WRITTEN INSTRUCTION
Every line holding the string "name" should be gathered.

SUPPLIED RECORDS
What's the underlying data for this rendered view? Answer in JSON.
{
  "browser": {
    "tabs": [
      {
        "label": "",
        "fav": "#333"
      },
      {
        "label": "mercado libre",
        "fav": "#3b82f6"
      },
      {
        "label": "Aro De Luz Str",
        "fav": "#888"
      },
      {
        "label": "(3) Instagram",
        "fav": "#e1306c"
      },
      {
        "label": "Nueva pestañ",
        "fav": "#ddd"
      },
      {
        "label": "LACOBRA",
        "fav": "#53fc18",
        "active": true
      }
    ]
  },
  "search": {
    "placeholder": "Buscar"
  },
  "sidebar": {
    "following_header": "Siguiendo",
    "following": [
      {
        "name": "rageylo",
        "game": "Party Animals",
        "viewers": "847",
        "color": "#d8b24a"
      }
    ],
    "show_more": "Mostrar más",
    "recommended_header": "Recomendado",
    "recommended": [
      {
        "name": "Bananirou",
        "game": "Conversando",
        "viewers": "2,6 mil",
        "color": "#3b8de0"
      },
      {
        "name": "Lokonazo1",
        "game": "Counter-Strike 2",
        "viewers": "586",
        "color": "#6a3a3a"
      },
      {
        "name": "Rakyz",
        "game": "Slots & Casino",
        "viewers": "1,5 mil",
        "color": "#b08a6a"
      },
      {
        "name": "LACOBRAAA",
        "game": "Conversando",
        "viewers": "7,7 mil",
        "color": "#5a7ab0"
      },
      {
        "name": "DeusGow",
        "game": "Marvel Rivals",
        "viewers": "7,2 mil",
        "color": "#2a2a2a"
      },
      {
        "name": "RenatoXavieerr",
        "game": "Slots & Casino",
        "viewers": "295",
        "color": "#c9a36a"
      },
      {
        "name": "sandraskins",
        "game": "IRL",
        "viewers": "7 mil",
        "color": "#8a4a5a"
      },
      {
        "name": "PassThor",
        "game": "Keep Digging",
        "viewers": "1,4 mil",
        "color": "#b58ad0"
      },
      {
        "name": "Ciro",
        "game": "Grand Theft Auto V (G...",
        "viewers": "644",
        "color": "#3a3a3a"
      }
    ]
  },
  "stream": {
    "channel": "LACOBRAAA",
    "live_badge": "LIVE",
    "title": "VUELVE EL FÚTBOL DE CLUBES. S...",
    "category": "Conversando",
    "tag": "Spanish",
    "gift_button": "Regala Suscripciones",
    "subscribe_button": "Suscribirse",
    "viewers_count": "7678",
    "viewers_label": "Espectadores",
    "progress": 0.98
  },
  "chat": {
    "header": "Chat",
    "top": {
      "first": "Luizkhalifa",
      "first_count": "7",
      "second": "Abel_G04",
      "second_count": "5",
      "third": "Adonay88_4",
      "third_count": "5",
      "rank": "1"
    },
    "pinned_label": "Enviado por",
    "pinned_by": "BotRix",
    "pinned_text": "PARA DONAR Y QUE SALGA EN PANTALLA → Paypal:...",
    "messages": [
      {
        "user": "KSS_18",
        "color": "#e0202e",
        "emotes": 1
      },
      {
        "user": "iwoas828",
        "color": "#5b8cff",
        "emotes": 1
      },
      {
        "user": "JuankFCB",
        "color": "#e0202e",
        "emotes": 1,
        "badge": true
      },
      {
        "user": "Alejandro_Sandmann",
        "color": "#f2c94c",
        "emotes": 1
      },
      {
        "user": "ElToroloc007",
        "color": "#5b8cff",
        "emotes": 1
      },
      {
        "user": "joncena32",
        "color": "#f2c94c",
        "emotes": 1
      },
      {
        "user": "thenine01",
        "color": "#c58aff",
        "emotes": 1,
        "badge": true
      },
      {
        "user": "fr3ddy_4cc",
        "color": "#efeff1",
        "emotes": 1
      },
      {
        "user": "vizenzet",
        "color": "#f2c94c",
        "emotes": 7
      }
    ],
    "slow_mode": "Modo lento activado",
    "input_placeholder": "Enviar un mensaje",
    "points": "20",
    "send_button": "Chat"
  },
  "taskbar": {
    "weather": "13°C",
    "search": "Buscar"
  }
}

* * *

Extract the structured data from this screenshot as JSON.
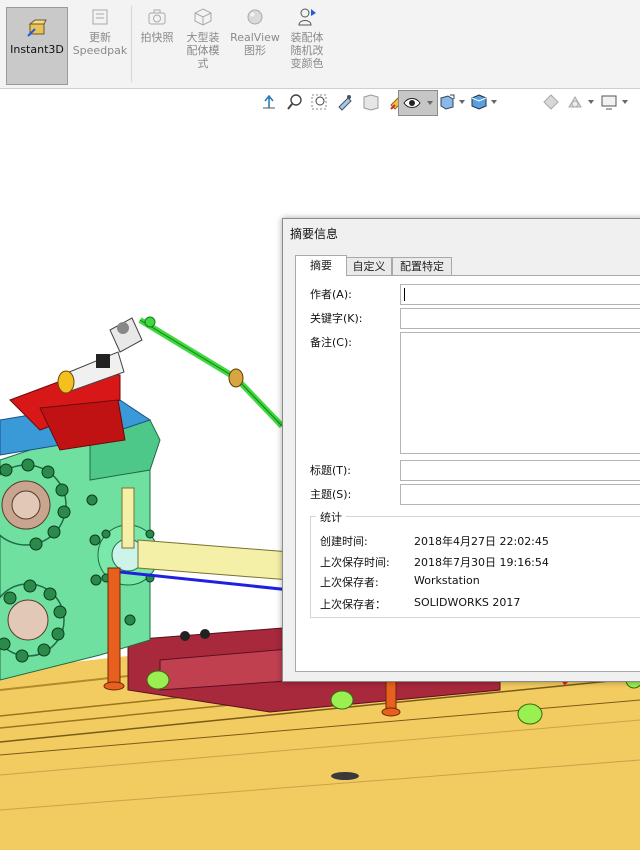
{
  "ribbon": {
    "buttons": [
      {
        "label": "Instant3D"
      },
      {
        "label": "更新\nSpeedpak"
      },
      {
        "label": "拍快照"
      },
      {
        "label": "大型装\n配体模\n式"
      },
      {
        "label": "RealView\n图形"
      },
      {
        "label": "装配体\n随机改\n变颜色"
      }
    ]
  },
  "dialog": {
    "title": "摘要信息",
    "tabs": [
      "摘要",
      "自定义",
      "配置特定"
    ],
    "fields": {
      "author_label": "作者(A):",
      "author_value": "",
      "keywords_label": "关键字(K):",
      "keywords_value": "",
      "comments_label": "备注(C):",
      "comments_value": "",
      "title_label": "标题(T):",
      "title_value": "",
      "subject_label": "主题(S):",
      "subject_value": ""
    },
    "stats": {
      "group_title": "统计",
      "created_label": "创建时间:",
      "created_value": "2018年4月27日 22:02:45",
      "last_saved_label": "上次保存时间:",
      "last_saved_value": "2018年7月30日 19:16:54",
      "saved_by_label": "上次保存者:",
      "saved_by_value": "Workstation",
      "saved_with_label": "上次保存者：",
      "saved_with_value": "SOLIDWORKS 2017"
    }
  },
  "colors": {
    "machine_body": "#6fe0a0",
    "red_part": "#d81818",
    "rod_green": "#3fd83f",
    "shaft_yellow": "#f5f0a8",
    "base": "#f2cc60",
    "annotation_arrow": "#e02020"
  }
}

WRITTEN SOLUTION
        "name": "rageylo",
        "name": "Bananirou",
        "name": "Lokonazo1",
        "name": "Rakyz",
        "name": "LACOBRAAA",
        "name": "DeusGow",
        "name": "RenatoXavieerr",
        "name": "sandraskins",
        "name": "PassThor",
        "name": "Ciro",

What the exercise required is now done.